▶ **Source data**
__________
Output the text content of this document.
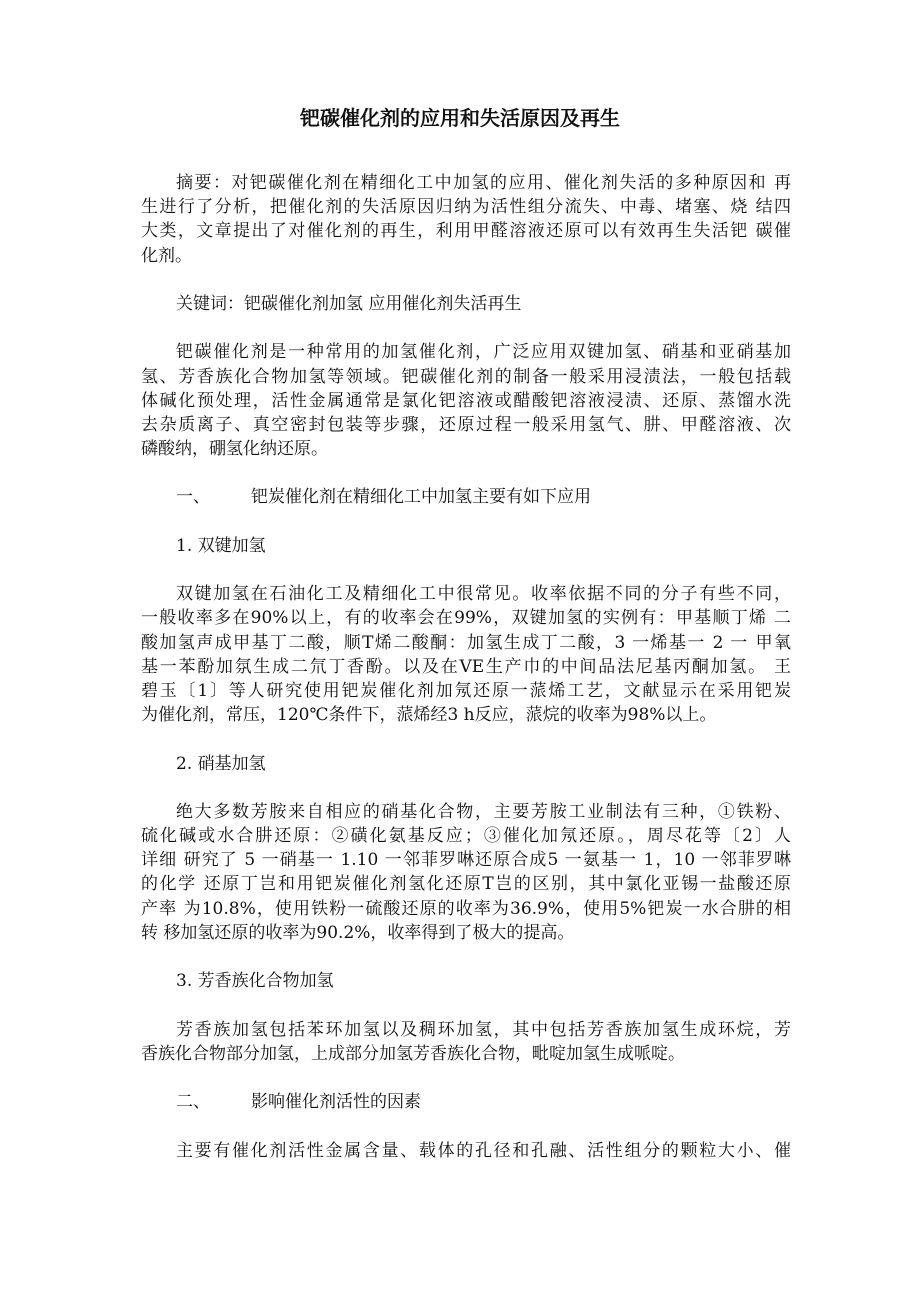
钯碳催化剂的应用和失活原因及再生
摘要：对钯碳催化剂在精细化工中加氢的应用、催化剂失活的多种原因和 再
生进行了分析，把催化剂的失活原因归纳为活性组分流失、中毒、堵塞、烧 结四
大类，文章提出了对催化剂的再生，利用甲醛溶液还原可以有效再生失活钯 碳催
化剂。
关键词：钯碳催化剂加氢 应用催化剂失活再生
钯碳催化剂是一种常用的加氢催化剂，广泛应用双键加氢、硝基和亚硝基加
氢、芳香族化合物加氢等领域。钯碳催化剂的制备一般采用浸渍法，一般包括载
体碱化预处理，活性金属通常是氯化钯溶液或醋酸钯溶液浸渍、还原、蒸馏水洗
去杂质离子、真空密封包装等步骤，还原过程一般采用氢气、肼、甲醛溶液、次
磷酸纳，硼氢化纳还原。
一、 钯炭催化剂在精细化工中加氢主要有如下应用
1. 双键加氢
双键加氢在石油化工及精细化工中很常见。收率依据不同的分子有些不同，
一般收率多在90%以上，有的收率会在99%，双键加氢的实例有：甲基顺丁烯 二
酸加氢声成甲基丁二酸，顺T烯二酸酮：加氢生成丁二酸，3 一烯基一 2 一 甲氧
基一苯酚加氛生成二氘丁香酚。以及在VE生产巾的中间品法尼基丙酮加氢。 王
碧玉〔1〕等人研究使用钯炭催化剂加氖还原一蒎烯工艺，文献显示在采用钯炭
为催化剂，常压，120℃条件下，蒎烯经3 h反应，蒎烷的收率为98%以上。
2. 硝基加氢
绝大多数芳胺来自相应的硝基化合物，主要芳胺工业制法有三种，①铁粉、
硫化碱或水合肼还原：②磺化氨基反应；③催化加氖还原。，周尽花等〔2〕人
详细 研究了 5 一硝基一 1.10 一邻菲罗啉还原合成5 一氨基一 1，10 一邻菲罗啉
的化学 还原丁岂和用钯炭催化剂氢化还原T岂的区别，其中氯化亚锡一盐酸还原
产率 为10.8%，使用铁粉一硫酸还原的收率为36.9%，使用5%钯炭一水合肼的相
转 移加氢还原的收率为90.2%，收率得到了极大的提高。
3. 芳香族化合物加氢
芳香族加氢包括苯环加氢以及稠环加氢，其中包括芳香族加氢生成环烷，芳
香族化合物部分加氢，上成部分加氢芳香族化合物，毗啶加氢生成哌啶。
二、 影响催化剂活性的因素
主要有催化剂活性金属含量、载体的孔径和孔融、活性组分的颗粒大小、催
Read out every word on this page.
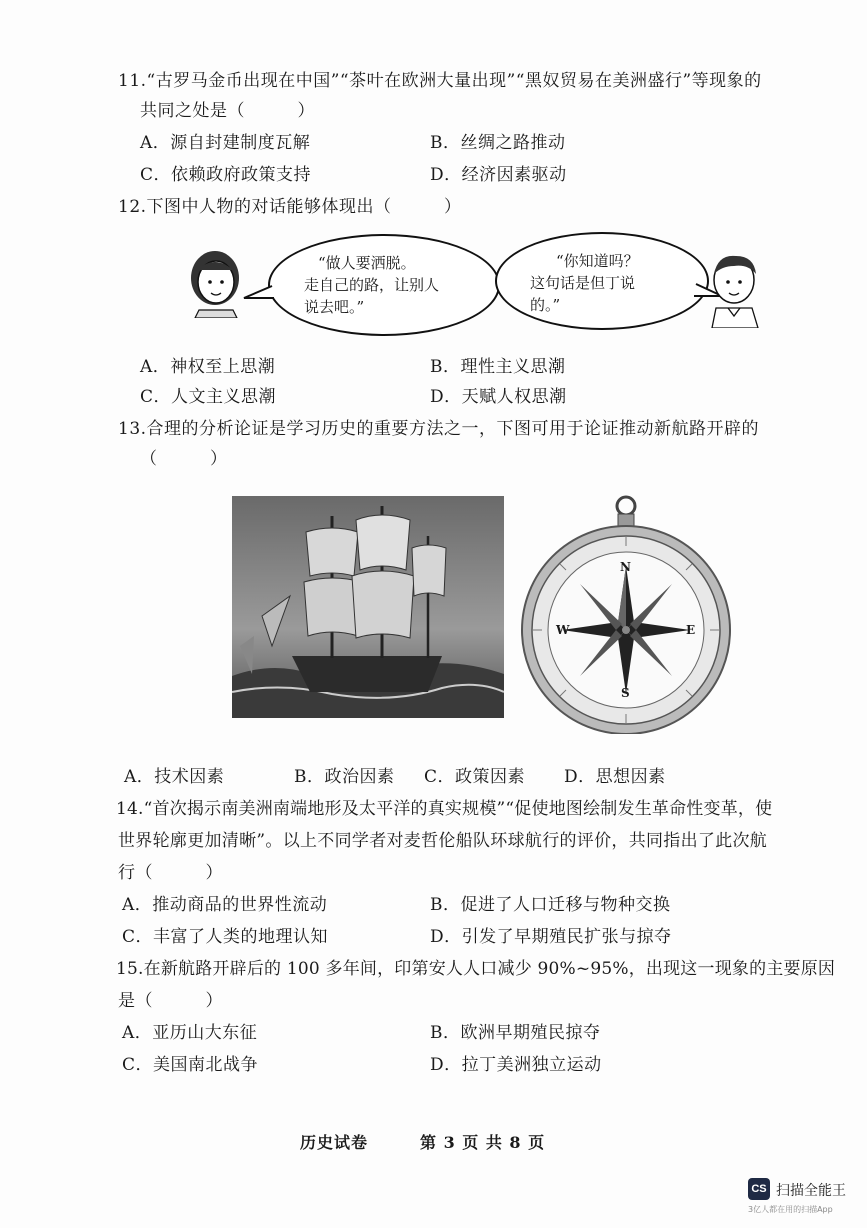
11.“古罗马金币出现在中国”“茶叶在欧洲大量出现”“黑奴贸易在美洲盛行”等现象的
共同之处是（　　　）
A．源自封建制度瓦解	B．丝绸之路推动
C．依赖政府政策支持	D．经济因素驱动
12.下图中人物的对话能够体现出（　　　）
“做人要洒脱。
走自己的路，让别人
说去吧。”
“你知道吗？
这句话是但丁说
的。”
A．神权至上思潮	B．理性主义思潮
C．人文主义思潮	D．天赋人权思潮
13.合理的分析论证是学习历史的重要方法之一，下图可用于论证推动新航路开辟的
（　　　）
N
S
W	E
A．技术因素	B．政治因素 C．政策因素 D．思想因素
14.“首次揭示南美洲南端地形及太平洋的真实规模”“促使地图绘制发生革命性变革，使
世界轮廓更加清晰”。以上不同学者对麦哲伦船队环球航行的评价，共同指出了此次航
行（　　　）
A．推动商品的世界性流动	B．促进了人口迁移与物种交换
C．丰富了人类的地理认知	D．引发了早期殖民扩张与掠夺
15.在新航路开辟后的 100 多年间，印第安人人口减少 90%~95%，出现这一现象的主要原因
是（　　　）
A．亚历山大东征	B．欧洲早期殖民掠夺
C．美国南北战争	D．拉丁美洲独立运动
历史试卷	第 3 页 共 8 页
CS 扫描全能王
3亿人都在用的扫描App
__________
Copy out the whole listing exactly, and don't carry over any pictures.

Output the text content of this document.
钯碳催化剂的应用和失活原因及再生
摘要：对钯碳催化剂在精细化工中加氢的应用、催化剂失活的多种原因和 再
生进行了分析，把催化剂的失活原因归纳为活性组分流失、中毒、堵塞、烧 结四
大类，文章提出了对催化剂的再生，利用甲醛溶液还原可以有效再生失活钯 碳催
化剂。
关键词：钯碳催化剂加氢 应用催化剂失活再生
钯碳催化剂是一种常用的加氢催化剂，广泛应用双键加氢、硝基和亚硝基加
氢、芳香族化合物加氢等领域。钯碳催化剂的制备一般采用浸渍法，一般包括载
体碱化预处理，活性金属通常是氯化钯溶液或醋酸钯溶液浸渍、还原、蒸馏水洗
去杂质离子、真空密封包装等步骤，还原过程一般采用氢气、肼、甲醛溶液、次
磷酸纳，硼氢化纳还原。
一、 钯炭催化剂在精细化工中加氢主要有如下应用
1. 双键加氢
双键加氢在石油化工及精细化工中很常见。收率依据不同的分子有些不同，
一般收率多在90%以上，有的收率会在99%，双键加氢的实例有：甲基顺丁烯 二
酸加氢声成甲基丁二酸，顺T烯二酸酮：加氢生成丁二酸，3 一烯基一 2 一 甲氧
基一苯酚加氛生成二氘丁香酚。以及在VE生产巾的中间品法尼基丙酮加氢。 王
碧玉〔1〕等人研究使用钯炭催化剂加氖还原一蒎烯工艺，文献显示在采用钯炭
为催化剂，常压，120℃条件下，蒎烯经3 h反应，蒎烷的收率为98%以上。
2. 硝基加氢
绝大多数芳胺来自相应的硝基化合物，主要芳胺工业制法有三种，①铁粉、
硫化碱或水合肼还原：②磺化氨基反应；③催化加氖还原。，周尽花等〔2〕人
详细 研究了 5 一硝基一 1.10 一邻菲罗啉还原合成5 一氨基一 1，10 一邻菲罗啉
的化学 还原丁岂和用钯炭催化剂氢化还原T岂的区别，其中氯化亚锡一盐酸还原
产率 为10.8%，使用铁粉一硫酸还原的收率为36.9%，使用5%钯炭一水合肼的相
转 移加氢还原的收率为90.2%，收率得到了极大的提高。
3. 芳香族化合物加氢
芳香族加氢包括苯环加氢以及稠环加氢，其中包括芳香族加氢生成环烷，芳
香族化合物部分加氢，上成部分加氢芳香族化合物，毗啶加氢生成哌啶。
二、 影响催化剂活性的因素
主要有催化剂活性金属含量、载体的孔径和孔融、活性组分的颗粒大小、催
Read out every word on this page.
11.“古罗马金币出现在中国”“茶叶在欧洲大量出现”“黑奴贸易在美洲盛行”等现象的
共同之处是（　　　）
A．源自封建制度瓦解	B．丝绸之路推动
C．依赖政府政策支持	D．经济因素驱动
12.下图中人物的对话能够体现出（　　　）
“做人要洒脱。
走自己的路，让别人
说去吧。”
“你知道吗？
这句话是但丁说
的。”
A．神权至上思潮	B．理性主义思潮
C．人文主义思潮	D．天赋人权思潮
13.合理的分析论证是学习历史的重要方法之一，下图可用于论证推动新航路开辟的
（　　　）
N
S
W	E
A．技术因素	B．政治因素 C．政策因素 D．思想因素
14.“首次揭示南美洲南端地形及太平洋的真实规模”“促使地图绘制发生革命性变革，使
世界轮廓更加清晰”。以上不同学者对麦哲伦船队环球航行的评价，共同指出了此次航
行（　　　）
A．推动商品的世界性流动	B．促进了人口迁移与物种交换
C．丰富了人类的地理认知	D．引发了早期殖民扩张与掠夺
15.在新航路开辟后的 100 多年间，印第安人人口减少 90%~95%，出现这一现象的主要原因
是（　　　）
A．亚历山大东征	B．欧洲早期殖民掠夺
C．美国南北战争	D．拉丁美洲独立运动
历史试卷	第 3 页 共 8 页
CS 扫描全能王
3亿人都在用的扫描App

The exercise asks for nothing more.